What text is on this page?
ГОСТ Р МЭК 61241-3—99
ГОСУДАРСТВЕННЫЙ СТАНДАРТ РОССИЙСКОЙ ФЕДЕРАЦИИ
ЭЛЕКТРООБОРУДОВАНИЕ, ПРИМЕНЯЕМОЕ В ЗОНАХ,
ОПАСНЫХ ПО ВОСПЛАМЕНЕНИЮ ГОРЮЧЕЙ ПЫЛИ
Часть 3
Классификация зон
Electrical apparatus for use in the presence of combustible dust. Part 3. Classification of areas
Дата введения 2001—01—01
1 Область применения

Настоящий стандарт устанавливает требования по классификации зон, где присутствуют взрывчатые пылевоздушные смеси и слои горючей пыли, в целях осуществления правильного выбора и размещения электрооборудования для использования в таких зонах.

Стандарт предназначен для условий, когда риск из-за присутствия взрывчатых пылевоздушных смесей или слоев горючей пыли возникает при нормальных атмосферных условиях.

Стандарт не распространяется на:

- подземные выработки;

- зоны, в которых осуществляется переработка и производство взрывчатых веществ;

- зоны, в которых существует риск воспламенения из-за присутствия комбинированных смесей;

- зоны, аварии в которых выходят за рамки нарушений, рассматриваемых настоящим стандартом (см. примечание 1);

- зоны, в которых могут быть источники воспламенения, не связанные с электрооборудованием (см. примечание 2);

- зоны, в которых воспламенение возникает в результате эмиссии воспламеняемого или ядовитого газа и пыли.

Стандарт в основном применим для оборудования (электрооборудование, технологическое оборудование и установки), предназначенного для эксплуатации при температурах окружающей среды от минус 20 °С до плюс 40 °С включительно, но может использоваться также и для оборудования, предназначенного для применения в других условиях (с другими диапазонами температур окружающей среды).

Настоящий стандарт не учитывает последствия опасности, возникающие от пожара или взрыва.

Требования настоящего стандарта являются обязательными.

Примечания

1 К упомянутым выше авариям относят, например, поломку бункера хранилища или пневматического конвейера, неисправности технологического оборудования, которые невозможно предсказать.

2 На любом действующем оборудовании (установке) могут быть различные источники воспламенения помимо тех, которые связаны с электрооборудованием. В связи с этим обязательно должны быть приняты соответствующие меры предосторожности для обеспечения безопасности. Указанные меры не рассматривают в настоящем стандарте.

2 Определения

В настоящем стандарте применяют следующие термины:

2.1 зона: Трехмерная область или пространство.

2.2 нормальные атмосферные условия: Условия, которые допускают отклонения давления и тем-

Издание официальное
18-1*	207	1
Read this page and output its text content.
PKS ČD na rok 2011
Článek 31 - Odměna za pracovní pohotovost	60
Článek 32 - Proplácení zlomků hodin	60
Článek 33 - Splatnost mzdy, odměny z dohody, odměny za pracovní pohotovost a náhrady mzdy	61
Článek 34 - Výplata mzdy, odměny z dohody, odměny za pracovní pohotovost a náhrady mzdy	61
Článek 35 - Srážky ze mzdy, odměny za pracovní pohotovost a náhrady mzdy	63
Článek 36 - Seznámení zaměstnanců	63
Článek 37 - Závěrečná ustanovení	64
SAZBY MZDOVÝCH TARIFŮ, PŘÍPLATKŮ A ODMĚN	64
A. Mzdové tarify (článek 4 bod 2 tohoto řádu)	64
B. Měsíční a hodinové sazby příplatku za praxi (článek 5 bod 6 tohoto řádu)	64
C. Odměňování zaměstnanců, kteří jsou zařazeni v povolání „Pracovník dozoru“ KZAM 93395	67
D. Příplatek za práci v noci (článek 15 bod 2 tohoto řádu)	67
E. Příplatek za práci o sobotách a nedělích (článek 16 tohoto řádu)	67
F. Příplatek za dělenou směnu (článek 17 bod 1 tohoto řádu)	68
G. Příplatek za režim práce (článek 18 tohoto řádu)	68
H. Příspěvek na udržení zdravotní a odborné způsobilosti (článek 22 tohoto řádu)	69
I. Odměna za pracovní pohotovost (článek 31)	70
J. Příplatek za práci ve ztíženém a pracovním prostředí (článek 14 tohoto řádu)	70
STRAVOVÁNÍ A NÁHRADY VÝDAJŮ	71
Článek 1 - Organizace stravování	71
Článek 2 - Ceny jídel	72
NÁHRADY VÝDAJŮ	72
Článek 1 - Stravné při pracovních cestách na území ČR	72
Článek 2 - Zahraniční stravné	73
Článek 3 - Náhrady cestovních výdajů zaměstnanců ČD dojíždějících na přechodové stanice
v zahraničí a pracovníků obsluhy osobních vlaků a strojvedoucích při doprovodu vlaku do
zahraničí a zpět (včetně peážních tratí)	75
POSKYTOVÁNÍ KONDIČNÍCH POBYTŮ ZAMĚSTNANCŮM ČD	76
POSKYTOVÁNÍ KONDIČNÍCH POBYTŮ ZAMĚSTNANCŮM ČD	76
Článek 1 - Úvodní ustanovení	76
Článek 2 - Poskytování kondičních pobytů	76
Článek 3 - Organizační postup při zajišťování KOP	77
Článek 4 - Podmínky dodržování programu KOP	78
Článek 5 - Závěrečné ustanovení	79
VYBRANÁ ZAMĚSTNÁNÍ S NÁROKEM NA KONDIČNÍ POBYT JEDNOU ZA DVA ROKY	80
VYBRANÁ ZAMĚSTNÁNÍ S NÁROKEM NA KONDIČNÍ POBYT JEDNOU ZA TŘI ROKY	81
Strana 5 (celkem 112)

THE TASK -
Please return the data above exactly as given.

COMPLETE OUTPUT -
What text is on this page?
ГОСТ Р МЭК 61241-3—99
ГОСУДАРСТВЕННЫЙ СТАНДАРТ РОССИЙСКОЙ ФЕДЕРАЦИИ
ЭЛЕКТРООБОРУДОВАНИЕ, ПРИМЕНЯЕМОЕ В ЗОНАХ,
ОПАСНЫХ ПО ВОСПЛАМЕНЕНИЮ ГОРЮЧЕЙ ПЫЛИ
Часть 3
Классификация зон
Electrical apparatus for use in the presence of combustible dust. Part 3. Classification of areas
Дата введения 2001—01—01
1 Область применения

Настоящий стандарт устанавливает требования по классификации зон, где присутствуют взрывчатые пылевоздушные смеси и слои горючей пыли, в целях осуществления правильного выбора и размещения электрооборудования для использования в таких зонах.

Стандарт предназначен для условий, когда риск из-за присутствия взрывчатых пылевоздушных смесей или слоев горючей пыли возникает при нормальных атмосферных условиях.

Стандарт не распространяется на:

- подземные выработки;

- зоны, в которых осуществляется переработка и производство взрывчатых веществ;

- зоны, в которых существует риск воспламенения из-за присутствия комбинированных смесей;

- зоны, аварии в которых выходят за рамки нарушений, рассматриваемых настоящим стандартом (см. примечание 1);

- зоны, в которых могут быть источники воспламенения, не связанные с электрооборудованием (см. примечание 2);

- зоны, в которых воспламенение возникает в результате эмиссии воспламеняемого или ядовитого газа и пыли.

Стандарт в основном применим для оборудования (электрооборудование, технологическое оборудование и установки), предназначенного для эксплуатации при температурах окружающей среды от минус 20 °С до плюс 40 °С включительно, но может использоваться также и для оборудования, предназначенного для применения в других условиях (с другими диапазонами температур окружающей среды).

Настоящий стандарт не учитывает последствия опасности, возникающие от пожара или взрыва.

Требования настоящего стандарта являются обязательными.

Примечания

1 К упомянутым выше авариям относят, например, поломку бункера хранилища или пневматического конвейера, неисправности технологического оборудования, которые невозможно предсказать.

2 На любом действующем оборудовании (установке) могут быть различные источники воспламенения помимо тех, которые связаны с электрооборудованием. В связи с этим обязательно должны быть приняты соответствующие меры предосторожности для обеспечения безопасности. Указанные меры не рассматривают в настоящем стандарте.

2 Определения

В настоящем стандарте применяют следующие термины:

2.1 зона: Трехмерная область или пространство.

2.2 нормальные атмосферные условия: Условия, которые допускают отклонения давления и тем-

Издание официальное
18-1*	207	1
Read this page and output its text content.
PKS ČD na rok 2011
Článek 31 - Odměna za pracovní pohotovost	60
Článek 32 - Proplácení zlomků hodin	60
Článek 33 - Splatnost mzdy, odměny z dohody, odměny za pracovní pohotovost a náhrady mzdy	61
Článek 34 - Výplata mzdy, odměny z dohody, odměny za pracovní pohotovost a náhrady mzdy	61
Článek 35 - Srážky ze mzdy, odměny za pracovní pohotovost a náhrady mzdy	63
Článek 36 - Seznámení zaměstnanců	63
Článek 37 - Závěrečná ustanovení	64
SAZBY MZDOVÝCH TARIFŮ, PŘÍPLATKŮ A ODMĚN	64
A. Mzdové tarify (článek 4 bod 2 tohoto řádu)	64
B. Měsíční a hodinové sazby příplatku za praxi (článek 5 bod 6 tohoto řádu)	64
C. Odměňování zaměstnanců, kteří jsou zařazeni v povolání „Pracovník dozoru“ KZAM 93395	67
D. Příplatek za práci v noci (článek 15 bod 2 tohoto řádu)	67
E. Příplatek za práci o sobotách a nedělích (článek 16 tohoto řádu)	67
F. Příplatek za dělenou směnu (článek 17 bod 1 tohoto řádu)	68
G. Příplatek za režim práce (článek 18 tohoto řádu)	68
H. Příspěvek na udržení zdravotní a odborné způsobilosti (článek 22 tohoto řádu)	69
I. Odměna za pracovní pohotovost (článek 31)	70
J. Příplatek za práci ve ztíženém a pracovním prostředí (článek 14 tohoto řádu)	70
STRAVOVÁNÍ A NÁHRADY VÝDAJŮ	71
Článek 1 - Organizace stravování	71
Článek 2 - Ceny jídel	72
NÁHRADY VÝDAJŮ	72
Článek 1 - Stravné při pracovních cestách na území ČR	72
Článek 2 - Zahraniční stravné	73
Článek 3 - Náhrady cestovních výdajů zaměstnanců ČD dojíždějících na přechodové stanice
v zahraničí a pracovníků obsluhy osobních vlaků a strojvedoucích při doprovodu vlaku do
zahraničí a zpět (včetně peážních tratí)	75
POSKYTOVÁNÍ KONDIČNÍCH POBYTŮ ZAMĚSTNANCŮM ČD	76
POSKYTOVÁNÍ KONDIČNÍCH POBYTŮ ZAMĚSTNANCŮM ČD	76
Článek 1 - Úvodní ustanovení	76
Článek 2 - Poskytování kondičních pobytů	76
Článek 3 - Organizační postup při zajišťování KOP	77
Článek 4 - Podmínky dodržování programu KOP	78
Článek 5 - Závěrečné ustanovení	79
VYBRANÁ ZAMĚSTNÁNÍ S NÁROKEM NA KONDIČNÍ POBYT JEDNOU ZA DVA ROKY	80
VYBRANÁ ZAMĚSTNÁNÍ S NÁROKEM NA KONDIČNÍ POBYT JEDNOU ZA TŘI ROKY	81
Strana 5 (celkem 112)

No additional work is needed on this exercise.